[Items from a dataset]

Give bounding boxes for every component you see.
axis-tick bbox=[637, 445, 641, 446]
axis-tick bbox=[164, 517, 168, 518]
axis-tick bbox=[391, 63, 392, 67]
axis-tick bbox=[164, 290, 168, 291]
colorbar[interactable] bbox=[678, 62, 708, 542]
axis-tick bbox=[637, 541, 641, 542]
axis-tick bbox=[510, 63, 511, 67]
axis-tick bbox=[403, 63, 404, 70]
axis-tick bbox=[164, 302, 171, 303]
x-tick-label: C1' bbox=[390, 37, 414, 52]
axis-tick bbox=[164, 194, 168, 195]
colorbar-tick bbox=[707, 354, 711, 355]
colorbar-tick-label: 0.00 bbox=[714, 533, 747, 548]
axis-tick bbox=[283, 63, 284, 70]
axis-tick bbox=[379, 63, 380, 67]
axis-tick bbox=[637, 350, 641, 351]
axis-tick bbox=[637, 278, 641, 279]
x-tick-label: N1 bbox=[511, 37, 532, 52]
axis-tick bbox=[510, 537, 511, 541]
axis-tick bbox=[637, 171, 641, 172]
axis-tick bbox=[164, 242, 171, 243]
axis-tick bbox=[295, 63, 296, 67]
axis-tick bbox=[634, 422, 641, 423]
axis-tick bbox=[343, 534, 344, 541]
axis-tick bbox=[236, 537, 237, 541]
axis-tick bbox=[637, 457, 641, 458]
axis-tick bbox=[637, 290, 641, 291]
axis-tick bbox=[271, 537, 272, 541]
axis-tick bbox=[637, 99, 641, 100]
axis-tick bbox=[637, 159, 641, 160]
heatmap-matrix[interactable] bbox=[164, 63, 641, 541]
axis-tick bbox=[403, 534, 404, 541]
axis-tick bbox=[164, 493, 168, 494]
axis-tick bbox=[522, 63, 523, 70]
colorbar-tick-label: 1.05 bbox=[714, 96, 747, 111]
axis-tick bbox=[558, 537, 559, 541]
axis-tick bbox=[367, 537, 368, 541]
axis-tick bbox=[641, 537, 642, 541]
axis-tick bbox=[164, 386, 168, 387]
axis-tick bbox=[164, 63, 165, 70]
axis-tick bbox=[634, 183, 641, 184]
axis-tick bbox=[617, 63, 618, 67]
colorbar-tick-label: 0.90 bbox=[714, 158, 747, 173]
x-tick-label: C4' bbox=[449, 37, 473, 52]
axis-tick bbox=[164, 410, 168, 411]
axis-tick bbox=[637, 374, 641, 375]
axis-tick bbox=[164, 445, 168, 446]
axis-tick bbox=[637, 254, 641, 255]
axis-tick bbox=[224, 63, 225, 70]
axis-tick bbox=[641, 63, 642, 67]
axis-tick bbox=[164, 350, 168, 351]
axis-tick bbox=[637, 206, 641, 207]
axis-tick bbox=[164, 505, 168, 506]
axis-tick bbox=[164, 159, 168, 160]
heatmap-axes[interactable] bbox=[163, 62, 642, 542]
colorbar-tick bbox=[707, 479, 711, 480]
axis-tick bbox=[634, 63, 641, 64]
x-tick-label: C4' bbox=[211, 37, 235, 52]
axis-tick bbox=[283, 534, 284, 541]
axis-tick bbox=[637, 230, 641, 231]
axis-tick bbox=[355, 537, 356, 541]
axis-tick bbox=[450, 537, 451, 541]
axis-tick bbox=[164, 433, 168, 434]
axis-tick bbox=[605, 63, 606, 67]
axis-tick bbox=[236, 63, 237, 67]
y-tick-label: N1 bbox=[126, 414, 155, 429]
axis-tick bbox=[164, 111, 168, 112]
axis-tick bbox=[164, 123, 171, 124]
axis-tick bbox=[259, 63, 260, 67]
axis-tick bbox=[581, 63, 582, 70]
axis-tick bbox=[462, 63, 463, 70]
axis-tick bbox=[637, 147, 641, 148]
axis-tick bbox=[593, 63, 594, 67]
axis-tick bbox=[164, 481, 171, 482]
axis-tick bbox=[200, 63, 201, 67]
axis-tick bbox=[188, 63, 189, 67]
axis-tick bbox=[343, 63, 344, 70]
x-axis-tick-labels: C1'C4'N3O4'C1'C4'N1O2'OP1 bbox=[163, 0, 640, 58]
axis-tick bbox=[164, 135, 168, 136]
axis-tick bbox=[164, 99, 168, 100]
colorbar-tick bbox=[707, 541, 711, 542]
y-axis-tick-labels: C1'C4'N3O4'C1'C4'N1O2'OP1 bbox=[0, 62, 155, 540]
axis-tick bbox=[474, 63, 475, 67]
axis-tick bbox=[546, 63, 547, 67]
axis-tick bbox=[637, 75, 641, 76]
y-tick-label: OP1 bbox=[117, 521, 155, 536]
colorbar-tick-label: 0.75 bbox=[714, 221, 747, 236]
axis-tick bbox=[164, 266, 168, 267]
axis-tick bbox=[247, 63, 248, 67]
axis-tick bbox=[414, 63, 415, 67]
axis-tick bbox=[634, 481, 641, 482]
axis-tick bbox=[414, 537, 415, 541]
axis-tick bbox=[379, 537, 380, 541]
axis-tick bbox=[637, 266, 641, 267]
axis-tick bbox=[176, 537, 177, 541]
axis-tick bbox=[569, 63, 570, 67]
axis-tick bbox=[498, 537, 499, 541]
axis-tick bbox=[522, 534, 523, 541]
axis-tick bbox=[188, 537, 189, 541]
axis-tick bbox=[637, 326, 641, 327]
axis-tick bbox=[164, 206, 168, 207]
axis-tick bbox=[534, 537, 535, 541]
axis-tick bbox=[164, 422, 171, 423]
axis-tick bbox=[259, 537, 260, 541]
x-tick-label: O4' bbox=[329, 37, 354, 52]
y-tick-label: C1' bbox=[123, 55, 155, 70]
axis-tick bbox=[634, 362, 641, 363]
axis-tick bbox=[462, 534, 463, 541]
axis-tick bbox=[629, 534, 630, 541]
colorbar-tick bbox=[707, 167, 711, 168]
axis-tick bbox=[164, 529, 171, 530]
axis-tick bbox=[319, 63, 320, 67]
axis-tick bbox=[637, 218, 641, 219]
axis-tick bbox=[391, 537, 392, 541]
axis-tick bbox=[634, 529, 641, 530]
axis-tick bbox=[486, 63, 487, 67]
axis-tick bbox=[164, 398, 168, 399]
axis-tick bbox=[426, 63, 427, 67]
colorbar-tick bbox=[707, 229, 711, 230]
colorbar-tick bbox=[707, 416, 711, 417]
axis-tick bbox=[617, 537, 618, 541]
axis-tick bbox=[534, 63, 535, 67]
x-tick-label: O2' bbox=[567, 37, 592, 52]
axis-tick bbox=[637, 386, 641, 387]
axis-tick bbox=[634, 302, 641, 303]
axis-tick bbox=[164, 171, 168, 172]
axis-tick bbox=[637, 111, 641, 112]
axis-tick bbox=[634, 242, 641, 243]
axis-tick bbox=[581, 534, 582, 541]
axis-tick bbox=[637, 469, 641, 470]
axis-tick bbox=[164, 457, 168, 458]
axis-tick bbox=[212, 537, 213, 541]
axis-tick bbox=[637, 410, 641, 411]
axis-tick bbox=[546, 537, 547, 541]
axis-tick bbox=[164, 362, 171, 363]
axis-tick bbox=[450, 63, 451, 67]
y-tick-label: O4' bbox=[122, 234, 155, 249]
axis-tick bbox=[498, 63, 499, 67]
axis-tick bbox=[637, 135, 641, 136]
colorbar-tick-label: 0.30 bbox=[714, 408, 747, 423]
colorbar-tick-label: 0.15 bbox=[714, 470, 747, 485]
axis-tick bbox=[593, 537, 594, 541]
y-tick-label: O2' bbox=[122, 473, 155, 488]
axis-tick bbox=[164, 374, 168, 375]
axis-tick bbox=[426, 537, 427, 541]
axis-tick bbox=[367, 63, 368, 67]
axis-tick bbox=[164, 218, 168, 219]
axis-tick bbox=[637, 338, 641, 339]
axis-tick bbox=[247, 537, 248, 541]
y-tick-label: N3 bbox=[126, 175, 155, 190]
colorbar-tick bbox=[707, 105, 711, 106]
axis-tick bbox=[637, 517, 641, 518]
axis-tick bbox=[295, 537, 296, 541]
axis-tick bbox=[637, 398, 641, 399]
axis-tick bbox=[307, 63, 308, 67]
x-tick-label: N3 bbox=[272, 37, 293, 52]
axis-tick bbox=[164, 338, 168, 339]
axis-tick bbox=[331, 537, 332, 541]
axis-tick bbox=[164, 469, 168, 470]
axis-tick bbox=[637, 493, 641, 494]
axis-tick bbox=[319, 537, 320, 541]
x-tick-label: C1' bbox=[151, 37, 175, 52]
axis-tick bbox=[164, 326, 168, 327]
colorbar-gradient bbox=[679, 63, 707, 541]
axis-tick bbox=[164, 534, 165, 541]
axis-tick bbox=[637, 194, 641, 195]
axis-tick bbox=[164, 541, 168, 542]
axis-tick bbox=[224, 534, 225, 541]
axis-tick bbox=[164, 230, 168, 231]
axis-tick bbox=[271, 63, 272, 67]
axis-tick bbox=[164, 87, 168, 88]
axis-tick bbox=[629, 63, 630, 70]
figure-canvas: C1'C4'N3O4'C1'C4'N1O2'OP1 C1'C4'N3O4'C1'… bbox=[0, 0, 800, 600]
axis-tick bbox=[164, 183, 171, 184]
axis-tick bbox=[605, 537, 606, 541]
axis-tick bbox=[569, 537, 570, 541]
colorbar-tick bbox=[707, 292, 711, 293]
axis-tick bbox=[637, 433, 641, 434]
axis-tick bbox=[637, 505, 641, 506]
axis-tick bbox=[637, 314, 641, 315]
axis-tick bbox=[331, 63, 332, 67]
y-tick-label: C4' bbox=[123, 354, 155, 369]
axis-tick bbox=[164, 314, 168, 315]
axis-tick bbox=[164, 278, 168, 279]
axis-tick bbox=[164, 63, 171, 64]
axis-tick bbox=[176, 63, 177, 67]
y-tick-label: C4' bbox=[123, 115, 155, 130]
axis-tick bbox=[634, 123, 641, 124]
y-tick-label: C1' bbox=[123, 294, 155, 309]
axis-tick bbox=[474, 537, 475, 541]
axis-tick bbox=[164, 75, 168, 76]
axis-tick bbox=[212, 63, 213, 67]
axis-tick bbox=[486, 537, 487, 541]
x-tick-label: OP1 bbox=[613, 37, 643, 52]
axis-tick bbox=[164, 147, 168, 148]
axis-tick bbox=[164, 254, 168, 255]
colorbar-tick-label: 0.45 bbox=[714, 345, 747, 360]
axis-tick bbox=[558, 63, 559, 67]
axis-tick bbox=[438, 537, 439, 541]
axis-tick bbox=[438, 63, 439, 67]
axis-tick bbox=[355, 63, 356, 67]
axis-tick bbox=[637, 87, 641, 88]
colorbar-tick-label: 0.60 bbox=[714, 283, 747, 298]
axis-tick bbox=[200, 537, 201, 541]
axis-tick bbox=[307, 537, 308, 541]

## Exercise prompt:
Reproduce the records from their first line through the line containing "axis-tick bbox=[637, 457, 641, 458]", inclusive, substituting "column-label" for "x-tick-label" and leaving everything else unchanged.

## Exercise result:
Give bounding boxes for every component you see.
axis-tick bbox=[637, 445, 641, 446]
axis-tick bbox=[164, 517, 168, 518]
axis-tick bbox=[391, 63, 392, 67]
axis-tick bbox=[164, 290, 168, 291]
colorbar[interactable] bbox=[678, 62, 708, 542]
axis-tick bbox=[637, 541, 641, 542]
axis-tick bbox=[510, 63, 511, 67]
axis-tick bbox=[403, 63, 404, 70]
axis-tick bbox=[164, 302, 171, 303]
column-label: C1' bbox=[390, 37, 414, 52]
axis-tick bbox=[164, 194, 168, 195]
colorbar-tick bbox=[707, 354, 711, 355]
colorbar-tick-label: 0.00 bbox=[714, 533, 747, 548]
axis-tick bbox=[283, 63, 284, 70]
axis-tick bbox=[379, 63, 380, 67]
axis-tick bbox=[637, 350, 641, 351]
axis-tick bbox=[637, 278, 641, 279]
column-label: N1 bbox=[511, 37, 532, 52]
axis-tick bbox=[510, 537, 511, 541]
axis-tick bbox=[637, 171, 641, 172]
axis-tick bbox=[164, 242, 171, 243]
axis-tick bbox=[295, 63, 296, 67]
axis-tick bbox=[634, 422, 641, 423]
axis-tick bbox=[343, 534, 344, 541]
axis-tick bbox=[236, 537, 237, 541]
axis-tick bbox=[637, 457, 641, 458]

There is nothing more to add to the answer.